▶ _Exercise requirements_: Omit every picture, then give all the entries again exactly.

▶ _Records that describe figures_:
════════

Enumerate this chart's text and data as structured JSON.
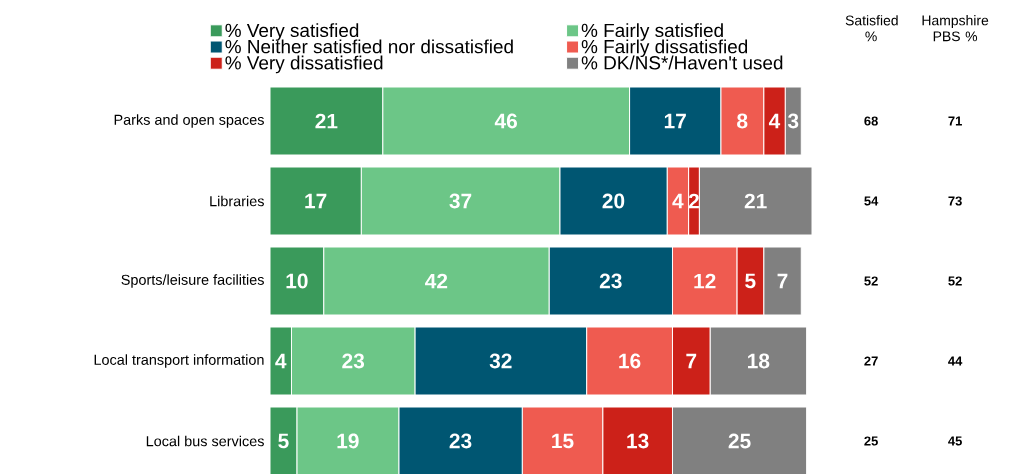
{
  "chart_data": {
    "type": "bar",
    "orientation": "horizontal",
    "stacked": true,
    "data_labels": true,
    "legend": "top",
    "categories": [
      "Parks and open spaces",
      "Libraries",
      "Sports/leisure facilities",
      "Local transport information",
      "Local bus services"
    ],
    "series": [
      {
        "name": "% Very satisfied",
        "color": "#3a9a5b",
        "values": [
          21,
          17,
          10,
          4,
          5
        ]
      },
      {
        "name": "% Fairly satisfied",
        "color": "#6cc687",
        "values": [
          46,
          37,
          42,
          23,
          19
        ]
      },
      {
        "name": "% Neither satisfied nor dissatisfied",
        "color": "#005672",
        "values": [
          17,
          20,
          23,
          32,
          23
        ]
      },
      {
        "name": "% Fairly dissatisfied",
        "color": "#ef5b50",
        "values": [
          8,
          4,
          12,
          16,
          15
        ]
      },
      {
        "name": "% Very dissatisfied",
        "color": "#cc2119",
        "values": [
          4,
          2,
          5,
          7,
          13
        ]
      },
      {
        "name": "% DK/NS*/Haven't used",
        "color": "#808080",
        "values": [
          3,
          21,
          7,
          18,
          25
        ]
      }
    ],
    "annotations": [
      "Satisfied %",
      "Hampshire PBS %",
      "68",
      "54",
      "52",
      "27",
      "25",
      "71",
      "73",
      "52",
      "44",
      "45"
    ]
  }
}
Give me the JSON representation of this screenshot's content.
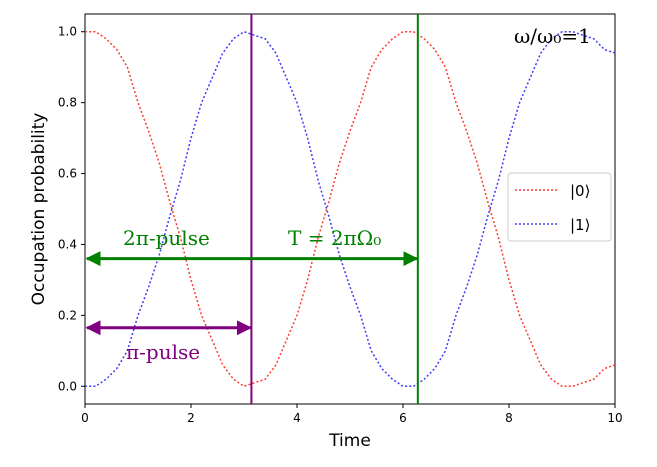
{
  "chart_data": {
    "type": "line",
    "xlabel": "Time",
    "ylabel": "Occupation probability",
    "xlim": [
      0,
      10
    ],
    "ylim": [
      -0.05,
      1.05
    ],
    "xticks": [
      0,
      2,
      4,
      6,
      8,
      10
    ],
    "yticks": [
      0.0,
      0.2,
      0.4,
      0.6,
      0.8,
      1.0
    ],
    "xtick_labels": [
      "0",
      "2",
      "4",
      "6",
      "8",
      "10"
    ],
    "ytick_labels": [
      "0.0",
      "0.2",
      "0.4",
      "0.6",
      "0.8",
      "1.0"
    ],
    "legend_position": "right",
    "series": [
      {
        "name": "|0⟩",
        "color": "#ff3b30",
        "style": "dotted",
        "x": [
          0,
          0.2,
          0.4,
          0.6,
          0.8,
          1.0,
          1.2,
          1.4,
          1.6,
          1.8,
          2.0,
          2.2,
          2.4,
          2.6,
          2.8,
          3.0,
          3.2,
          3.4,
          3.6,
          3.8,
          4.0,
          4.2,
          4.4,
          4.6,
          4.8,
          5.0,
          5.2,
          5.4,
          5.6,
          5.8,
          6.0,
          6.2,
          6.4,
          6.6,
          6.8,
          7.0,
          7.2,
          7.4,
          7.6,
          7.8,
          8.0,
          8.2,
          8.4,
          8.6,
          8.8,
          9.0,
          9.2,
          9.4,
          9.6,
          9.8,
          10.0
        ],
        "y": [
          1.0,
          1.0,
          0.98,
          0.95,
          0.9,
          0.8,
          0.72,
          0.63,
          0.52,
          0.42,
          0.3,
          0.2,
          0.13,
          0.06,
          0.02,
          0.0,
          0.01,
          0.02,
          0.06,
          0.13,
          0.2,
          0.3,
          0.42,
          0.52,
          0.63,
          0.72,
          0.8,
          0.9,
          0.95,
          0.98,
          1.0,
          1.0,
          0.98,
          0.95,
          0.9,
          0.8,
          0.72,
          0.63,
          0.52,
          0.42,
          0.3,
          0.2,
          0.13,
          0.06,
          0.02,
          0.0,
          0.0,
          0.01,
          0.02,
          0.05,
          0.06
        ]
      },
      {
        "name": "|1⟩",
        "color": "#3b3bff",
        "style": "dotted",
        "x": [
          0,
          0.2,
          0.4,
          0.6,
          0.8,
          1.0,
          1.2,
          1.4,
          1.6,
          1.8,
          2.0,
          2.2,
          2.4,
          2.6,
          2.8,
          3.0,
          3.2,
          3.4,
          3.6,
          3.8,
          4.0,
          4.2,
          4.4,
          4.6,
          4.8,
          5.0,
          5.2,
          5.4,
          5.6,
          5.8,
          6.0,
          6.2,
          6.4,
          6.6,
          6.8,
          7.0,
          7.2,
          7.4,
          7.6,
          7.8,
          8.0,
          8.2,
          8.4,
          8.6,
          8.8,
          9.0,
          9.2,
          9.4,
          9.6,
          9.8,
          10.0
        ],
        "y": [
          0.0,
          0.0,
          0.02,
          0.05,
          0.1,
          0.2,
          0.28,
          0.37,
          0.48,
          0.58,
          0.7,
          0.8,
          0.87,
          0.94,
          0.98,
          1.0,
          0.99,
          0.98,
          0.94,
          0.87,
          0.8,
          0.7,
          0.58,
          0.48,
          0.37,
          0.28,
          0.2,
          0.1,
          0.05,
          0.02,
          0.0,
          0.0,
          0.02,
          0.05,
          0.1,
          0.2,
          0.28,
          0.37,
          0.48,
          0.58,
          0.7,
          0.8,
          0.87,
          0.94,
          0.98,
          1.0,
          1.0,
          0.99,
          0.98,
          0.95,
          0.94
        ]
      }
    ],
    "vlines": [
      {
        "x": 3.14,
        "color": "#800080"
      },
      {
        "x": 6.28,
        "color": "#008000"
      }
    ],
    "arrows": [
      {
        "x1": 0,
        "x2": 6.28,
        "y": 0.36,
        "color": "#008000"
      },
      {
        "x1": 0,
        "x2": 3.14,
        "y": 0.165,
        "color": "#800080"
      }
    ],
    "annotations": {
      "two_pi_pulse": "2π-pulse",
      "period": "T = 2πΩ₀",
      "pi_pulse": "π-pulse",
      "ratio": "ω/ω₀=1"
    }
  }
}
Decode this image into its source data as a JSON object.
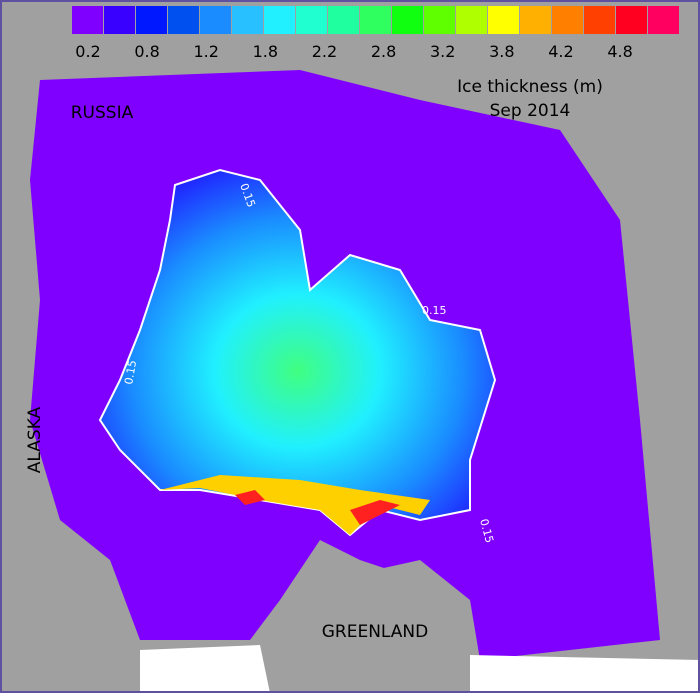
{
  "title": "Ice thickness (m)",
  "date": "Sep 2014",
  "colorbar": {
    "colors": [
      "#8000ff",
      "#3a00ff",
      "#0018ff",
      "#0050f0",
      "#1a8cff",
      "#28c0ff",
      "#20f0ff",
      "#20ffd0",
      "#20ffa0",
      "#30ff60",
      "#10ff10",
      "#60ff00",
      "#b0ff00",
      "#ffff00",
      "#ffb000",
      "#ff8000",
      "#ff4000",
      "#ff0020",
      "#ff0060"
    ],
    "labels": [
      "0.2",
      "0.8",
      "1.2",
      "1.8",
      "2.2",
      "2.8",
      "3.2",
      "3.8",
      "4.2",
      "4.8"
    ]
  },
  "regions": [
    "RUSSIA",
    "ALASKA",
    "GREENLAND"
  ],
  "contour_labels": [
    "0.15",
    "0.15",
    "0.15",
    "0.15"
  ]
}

════════

▶ _Output for this task_:
Enumerate this chart's text and data as structured JSON.
{
  "chart_data": {
    "type": "bar",
    "orientation": "horizontal",
    "stacked": true,
    "data_labels": true,
    "legend": "top",
    "categories": [
      "Parks and open spaces",
      "Libraries",
      "Sports/leisure facilities",
      "Local transport information",
      "Local bus services"
    ],
    "series": [
      {
        "name": "% Very satisfied",
        "color": "#3a9a5b",
        "values": [
          21,
          17,
          10,
          4,
          5
        ]
      },
      {
        "name": "% Fairly satisfied",
        "color": "#6cc687",
        "values": [
          46,
          37,
          42,
          23,
          19
        ]
      },
      {
        "name": "% Neither satisfied nor dissatisfied",
        "color": "#005672",
        "values": [
          17,
          20,
          23,
          32,
          23
        ]
      },
      {
        "name": "% Fairly dissatisfied",
        "color": "#ef5b50",
        "values": [
          8,
          4,
          12,
          16,
          15
        ]
      },
      {
        "name": "% Very dissatisfied",
        "color": "#cc2119",
        "values": [
          4,
          2,
          5,
          7,
          13
        ]
      },
      {
        "name": "% DK/NS*/Haven't used",
        "color": "#808080",
        "values": [
          3,
          21,
          7,
          18,
          25
        ]
      }
    ],
    "annotations": [
      "Satisfied %",
      "Hampshire PBS %",
      "68",
      "54",
      "52",
      "27",
      "25",
      "71",
      "73",
      "52",
      "44",
      "45"
    ]
  }
}
Give me the JSON representation of this screenshot's content.
{
  "chart_data": {
    "type": "line",
    "xlabel": "Time",
    "ylabel": "Occupation probability",
    "xlim": [
      0,
      10
    ],
    "ylim": [
      -0.05,
      1.05
    ],
    "xticks": [
      0,
      2,
      4,
      6,
      8,
      10
    ],
    "yticks": [
      0.0,
      0.2,
      0.4,
      0.6,
      0.8,
      1.0
    ],
    "xtick_labels": [
      "0",
      "2",
      "4",
      "6",
      "8",
      "10"
    ],
    "ytick_labels": [
      "0.0",
      "0.2",
      "0.4",
      "0.6",
      "0.8",
      "1.0"
    ],
    "legend_position": "right",
    "series": [
      {
        "name": "|0⟩",
        "color": "#ff3b30",
        "style": "dotted",
        "x": [
          0,
          0.2,
          0.4,
          0.6,
          0.8,
          1.0,
          1.2,
          1.4,
          1.6,
          1.8,
          2.0,
          2.2,
          2.4,
          2.6,
          2.8,
          3.0,
          3.2,
          3.4,
          3.6,
          3.8,
          4.0,
          4.2,
          4.4,
          4.6,
          4.8,
          5.0,
          5.2,
          5.4,
          5.6,
          5.8,
          6.0,
          6.2,
          6.4,
          6.6,
          6.8,
          7.0,
          7.2,
          7.4,
          7.6,
          7.8,
          8.0,
          8.2,
          8.4,
          8.6,
          8.8,
          9.0,
          9.2,
          9.4,
          9.6,
          9.8,
          10.0
        ],
        "y": [
          1.0,
          1.0,
          0.98,
          0.95,
          0.9,
          0.8,
          0.72,
          0.63,
          0.52,
          0.42,
          0.3,
          0.2,
          0.13,
          0.06,
          0.02,
          0.0,
          0.01,
          0.02,
          0.06,
          0.13,
          0.2,
          0.3,
          0.42,
          0.52,
          0.63,
          0.72,
          0.8,
          0.9,
          0.95,
          0.98,
          1.0,
          1.0,
          0.98,
          0.95,
          0.9,
          0.8,
          0.72,
          0.63,
          0.52,
          0.42,
          0.3,
          0.2,
          0.13,
          0.06,
          0.02,
          0.0,
          0.0,
          0.01,
          0.02,
          0.05,
          0.06
        ]
      },
      {
        "name": "|1⟩",
        "color": "#3b3bff",
        "style": "dotted",
        "x": [
          0,
          0.2,
          0.4,
          0.6,
          0.8,
          1.0,
          1.2,
          1.4,
          1.6,
          1.8,
          2.0,
          2.2,
          2.4,
          2.6,
          2.8,
          3.0,
          3.2,
          3.4,
          3.6,
          3.8,
          4.0,
          4.2,
          4.4,
          4.6,
          4.8,
          5.0,
          5.2,
          5.4,
          5.6,
          5.8,
          6.0,
          6.2,
          6.4,
          6.6,
          6.8,
          7.0,
          7.2,
          7.4,
          7.6,
          7.8,
          8.0,
          8.2,
          8.4,
          8.6,
          8.8,
          9.0,
          9.2,
          9.4,
          9.6,
          9.8,
          10.0
        ],
        "y": [
          0.0,
          0.0,
          0.02,
          0.05,
          0.1,
          0.2,
          0.28,
          0.37,
          0.48,
          0.58,
          0.7,
          0.8,
          0.87,
          0.94,
          0.98,
          1.0,
          0.99,
          0.98,
          0.94,
          0.87,
          0.8,
          0.7,
          0.58,
          0.48,
          0.37,
          0.28,
          0.2,
          0.1,
          0.05,
          0.02,
          0.0,
          0.0,
          0.02,
          0.05,
          0.1,
          0.2,
          0.28,
          0.37,
          0.48,
          0.58,
          0.7,
          0.8,
          0.87,
          0.94,
          0.98,
          1.0,
          1.0,
          0.99,
          0.98,
          0.95,
          0.94
        ]
      }
    ],
    "vlines": [
      {
        "x": 3.14,
        "color": "#800080"
      },
      {
        "x": 6.28,
        "color": "#008000"
      }
    ],
    "arrows": [
      {
        "x1": 0,
        "x2": 6.28,
        "y": 0.36,
        "color": "#008000"
      },
      {
        "x1": 0,
        "x2": 3.14,
        "y": 0.165,
        "color": "#800080"
      }
    ],
    "annotations": {
      "two_pi_pulse": "2π-pulse",
      "period": "T = 2πΩ₀",
      "pi_pulse": "π-pulse",
      "ratio": "ω/ω₀=1"
    }
  }
}
Decode this image into its source data as a JSON object.
{
  "title": "Ice thickness (m)",
  "date": "Sep 2014",
  "colorbar": {
    "colors": [
      "#8000ff",
      "#3a00ff",
      "#0018ff",
      "#0050f0",
      "#1a8cff",
      "#28c0ff",
      "#20f0ff",
      "#20ffd0",
      "#20ffa0",
      "#30ff60",
      "#10ff10",
      "#60ff00",
      "#b0ff00",
      "#ffff00",
      "#ffb000",
      "#ff8000",
      "#ff4000",
      "#ff0020",
      "#ff0060"
    ],
    "labels": [
      "0.2",
      "0.8",
      "1.2",
      "1.8",
      "2.2",
      "2.8",
      "3.2",
      "3.8",
      "4.2",
      "4.8"
    ]
  },
  "regions": [
    "RUSSIA",
    "ALASKA",
    "GREENLAND"
  ],
  "contour_labels": [
    "0.15",
    "0.15",
    "0.15",
    "0.15"
  ]
}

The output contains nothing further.